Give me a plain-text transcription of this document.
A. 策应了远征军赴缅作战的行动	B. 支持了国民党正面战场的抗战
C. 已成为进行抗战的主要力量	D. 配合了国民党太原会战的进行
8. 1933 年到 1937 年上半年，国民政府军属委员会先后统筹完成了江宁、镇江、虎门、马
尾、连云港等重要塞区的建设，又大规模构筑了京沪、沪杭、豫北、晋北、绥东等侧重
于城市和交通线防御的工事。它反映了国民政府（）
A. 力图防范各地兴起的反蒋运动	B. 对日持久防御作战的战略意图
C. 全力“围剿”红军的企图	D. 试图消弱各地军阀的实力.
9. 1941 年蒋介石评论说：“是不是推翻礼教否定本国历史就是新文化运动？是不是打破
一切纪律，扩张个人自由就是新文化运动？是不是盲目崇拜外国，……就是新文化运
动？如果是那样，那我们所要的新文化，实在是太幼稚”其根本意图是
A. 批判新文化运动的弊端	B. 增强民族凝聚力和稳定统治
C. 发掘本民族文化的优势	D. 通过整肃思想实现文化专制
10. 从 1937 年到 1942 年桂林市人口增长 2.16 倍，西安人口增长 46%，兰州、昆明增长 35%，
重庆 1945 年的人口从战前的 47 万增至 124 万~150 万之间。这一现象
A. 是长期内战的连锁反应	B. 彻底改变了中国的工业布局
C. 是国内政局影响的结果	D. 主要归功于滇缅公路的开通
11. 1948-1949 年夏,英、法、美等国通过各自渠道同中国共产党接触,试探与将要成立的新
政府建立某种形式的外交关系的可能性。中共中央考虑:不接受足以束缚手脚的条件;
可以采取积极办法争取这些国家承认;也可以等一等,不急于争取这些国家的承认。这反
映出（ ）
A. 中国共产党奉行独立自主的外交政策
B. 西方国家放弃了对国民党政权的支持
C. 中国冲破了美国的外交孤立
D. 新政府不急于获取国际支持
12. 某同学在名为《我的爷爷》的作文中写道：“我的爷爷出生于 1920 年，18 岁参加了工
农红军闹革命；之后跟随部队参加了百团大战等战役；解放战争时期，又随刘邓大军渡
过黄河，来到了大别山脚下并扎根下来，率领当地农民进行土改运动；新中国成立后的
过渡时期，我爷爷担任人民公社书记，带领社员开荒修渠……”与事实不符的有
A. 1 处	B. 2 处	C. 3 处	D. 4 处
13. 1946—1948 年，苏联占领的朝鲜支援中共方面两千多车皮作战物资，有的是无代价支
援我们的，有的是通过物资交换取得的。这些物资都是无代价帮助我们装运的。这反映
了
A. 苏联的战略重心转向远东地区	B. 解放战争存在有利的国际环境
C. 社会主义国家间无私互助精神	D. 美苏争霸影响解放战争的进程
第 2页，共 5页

==================================================

Return all of the above records exactly, leaving no line out.

Give me a plain-text transcription of this document.
A. 策应了远征军赴缅作战的行动	B. 支持了国民党正面战场的抗战
C. 已成为进行抗战的主要力量	D. 配合了国民党太原会战的进行
8. 1933 年到 1937 年上半年，国民政府军属委员会先后统筹完成了江宁、镇江、虎门、马
尾、连云港等重要塞区的建设，又大规模构筑了京沪、沪杭、豫北、晋北、绥东等侧重
于城市和交通线防御的工事。它反映了国民政府（）
A. 力图防范各地兴起的反蒋运动	B. 对日持久防御作战的战略意图
C. 全力“围剿”红军的企图	D. 试图消弱各地军阀的实力.
9. 1941 年蒋介石评论说：“是不是推翻礼教否定本国历史就是新文化运动？是不是打破
一切纪律，扩张个人自由就是新文化运动？是不是盲目崇拜外国，……就是新文化运
动？如果是那样，那我们所要的新文化，实在是太幼稚”其根本意图是
A. 批判新文化运动的弊端	B. 增强民族凝聚力和稳定统治
C. 发掘本民族文化的优势	D. 通过整肃思想实现文化专制
10. 从 1937 年到 1942 年桂林市人口增长 2.16 倍，西安人口增长 46%，兰州、昆明增长 35%，
重庆 1945 年的人口从战前的 47 万增至 124 万~150 万之间。这一现象
A. 是长期内战的连锁反应	B. 彻底改变了中国的工业布局
C. 是国内政局影响的结果	D. 主要归功于滇缅公路的开通
11. 1948-1949 年夏,英、法、美等国通过各自渠道同中国共产党接触,试探与将要成立的新
政府建立某种形式的外交关系的可能性。中共中央考虑:不接受足以束缚手脚的条件;
可以采取积极办法争取这些国家承认;也可以等一等,不急于争取这些国家的承认。这反
映出（ ）
A. 中国共产党奉行独立自主的外交政策
B. 西方国家放弃了对国民党政权的支持
C. 中国冲破了美国的外交孤立
D. 新政府不急于获取国际支持
12. 某同学在名为《我的爷爷》的作文中写道：“我的爷爷出生于 1920 年，18 岁参加了工
农红军闹革命；之后跟随部队参加了百团大战等战役；解放战争时期，又随刘邓大军渡
过黄河，来到了大别山脚下并扎根下来，率领当地农民进行土改运动；新中国成立后的
过渡时期，我爷爷担任人民公社书记，带领社员开荒修渠……”与事实不符的有
A. 1 处	B. 2 处	C. 3 处	D. 4 处
13. 1946—1948 年，苏联占领的朝鲜支援中共方面两千多车皮作战物资，有的是无代价支
援我们的，有的是通过物资交换取得的。这些物资都是无代价帮助我们装运的。这反映
了
A. 苏联的战略重心转向远东地区	B. 解放战争存在有利的国际环境
C. 社会主义国家间无私互助精神	D. 美苏争霸影响解放战争的进程
第 2页，共 5页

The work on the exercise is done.